Re Per Una Notte è una delle migliori pellicole di Martin Scorsese, nonostante sia uno dei film meno considerati nella filmografia dell’italoamericano.
Nel 1983, il regista
anticipava sul grande schermo la smania del divismo mediatico che al giorno
d’oggi è divenuta oramai normalissima routine.
La trama vede un aspirante commediante, il
grottesco Rupert Pupkin (Robert DeNiro), che spende il suo tempo nel mettere in
scena spettacoli comici davanti ad un pubblico di cartone. Ossessionato dal
celebre attore televisivo Jerry Langford (un abilissimo Jerry Lewis), comincia
a pedinarlo nel tentativo di illustrargli i suoi progetti, dando così il via
alle più sfrenate fantasie su una improbabile carriera da showman.
Il duro scontro con la realtà dei fatti
costringerà però Rupert a prendere drastici provvedimenti..
Il Pupkin scorsesiano non è altro che un Travis Bickle che liberatosi dalla
noia esistenziale metropolitana, focalizza la sua paura del “non essere
nessuno” sulla possibilità di apparire in tv.
Per emergere dalla mediocrità e dall'anonimato
cittadino, egli tenta di essere qualcuno, di essere riconosciuto, di farsi
approvare, solamente che questa volta, invece di ripulire la città con
violenza, tenta di apparire in uno show televisivo.
Straordinario il lavoro di tratteggiamento della
psicologia instabile e complessa di Pupkin, e strepitoso per l’ennesima volta
Robert De Niro che si immerge nel personaggio in maniera minuziosa fornendo
probabilmente la sua miglior interpretazione della carriera.
Il suo percorso verso il delirio viene ripreso in
maniera lenta e graduale, senza mai alzare i toni della vicenda, ed in un'
evoluzione narrativa sempre più assurda, viene mostrata la lucida
determinazione del protagonista verso il suo obiettivo finale.

Un blocco di dati:
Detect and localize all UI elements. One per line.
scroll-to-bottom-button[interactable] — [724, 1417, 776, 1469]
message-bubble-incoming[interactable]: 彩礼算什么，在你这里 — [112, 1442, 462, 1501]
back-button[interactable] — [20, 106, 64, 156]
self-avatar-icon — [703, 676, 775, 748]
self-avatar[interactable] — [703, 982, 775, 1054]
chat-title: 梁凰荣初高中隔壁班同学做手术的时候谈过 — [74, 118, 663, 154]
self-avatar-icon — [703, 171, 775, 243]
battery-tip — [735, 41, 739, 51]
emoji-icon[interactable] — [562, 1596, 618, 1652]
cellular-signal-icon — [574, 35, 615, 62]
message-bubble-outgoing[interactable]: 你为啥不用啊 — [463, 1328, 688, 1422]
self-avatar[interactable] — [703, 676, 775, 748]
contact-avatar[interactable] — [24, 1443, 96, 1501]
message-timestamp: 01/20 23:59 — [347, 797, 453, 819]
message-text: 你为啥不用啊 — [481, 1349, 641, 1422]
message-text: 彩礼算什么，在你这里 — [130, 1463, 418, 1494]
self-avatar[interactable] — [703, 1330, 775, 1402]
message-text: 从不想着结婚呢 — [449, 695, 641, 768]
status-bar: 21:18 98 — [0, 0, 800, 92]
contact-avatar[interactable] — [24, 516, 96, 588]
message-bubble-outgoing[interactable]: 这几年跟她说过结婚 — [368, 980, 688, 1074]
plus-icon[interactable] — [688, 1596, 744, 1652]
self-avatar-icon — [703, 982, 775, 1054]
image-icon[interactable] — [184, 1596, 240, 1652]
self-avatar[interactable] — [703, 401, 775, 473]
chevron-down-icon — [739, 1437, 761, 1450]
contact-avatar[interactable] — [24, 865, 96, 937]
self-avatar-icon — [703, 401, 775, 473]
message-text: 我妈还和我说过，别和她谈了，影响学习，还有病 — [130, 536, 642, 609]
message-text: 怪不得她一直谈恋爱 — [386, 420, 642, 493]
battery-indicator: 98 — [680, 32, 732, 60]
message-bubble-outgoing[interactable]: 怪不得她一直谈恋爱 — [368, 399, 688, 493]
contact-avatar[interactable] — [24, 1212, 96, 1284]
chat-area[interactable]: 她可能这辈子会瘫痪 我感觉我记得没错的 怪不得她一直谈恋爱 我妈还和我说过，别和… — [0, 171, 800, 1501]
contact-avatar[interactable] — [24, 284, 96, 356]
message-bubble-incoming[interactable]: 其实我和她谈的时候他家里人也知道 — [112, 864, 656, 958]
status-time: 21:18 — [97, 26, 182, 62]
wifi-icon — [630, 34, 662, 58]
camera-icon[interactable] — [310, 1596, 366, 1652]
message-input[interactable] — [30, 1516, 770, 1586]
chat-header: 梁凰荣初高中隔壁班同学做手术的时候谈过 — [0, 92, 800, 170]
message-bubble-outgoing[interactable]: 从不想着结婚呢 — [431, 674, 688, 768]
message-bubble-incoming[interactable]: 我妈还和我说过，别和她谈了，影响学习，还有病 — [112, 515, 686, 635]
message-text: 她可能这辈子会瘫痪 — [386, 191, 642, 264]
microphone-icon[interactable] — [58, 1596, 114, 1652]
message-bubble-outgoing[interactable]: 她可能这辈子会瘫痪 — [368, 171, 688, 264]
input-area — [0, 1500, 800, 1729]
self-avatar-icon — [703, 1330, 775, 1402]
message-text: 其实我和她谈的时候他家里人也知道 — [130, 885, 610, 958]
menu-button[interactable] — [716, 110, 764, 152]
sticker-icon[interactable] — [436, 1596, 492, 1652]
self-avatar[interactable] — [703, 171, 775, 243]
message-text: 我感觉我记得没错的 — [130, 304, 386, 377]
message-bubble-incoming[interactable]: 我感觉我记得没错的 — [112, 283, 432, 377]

> [Consegna] Riporti fedelmente il passo della recensione di Re per una notte compreso tra le parole "Re Per Una Notte" e le parole "prendere drastici provvedimenti..", queste ultime incluse.

> [Risposta completa]
Re Per Una Notte è una delle migliori pellicole di Martin Scorsese, nonostante sia uno dei film meno considerati nella filmografia dell’italoamericano.
Nel 1983, il regista
anticipava sul grande schermo la smania del divismo mediatico che al giorno
d’oggi è divenuta oramai normalissima routine.
La trama vede un aspirante commediante, il
grottesco Rupert Pupkin (Robert DeNiro), che spende il suo tempo nel mettere in
scena spettacoli comici davanti ad un pubblico di cartone. Ossessionato dal
celebre attore televisivo Jerry Langford (un abilissimo Jerry Lewis), comincia
a pedinarlo nel tentativo di illustrargli i suoi progetti, dando così il via
alle più sfrenate fantasie su una improbabile carriera da showman.
Il duro scontro con la realtà dei fatti
costringerà però Rupert a prendere drastici provvedimenti..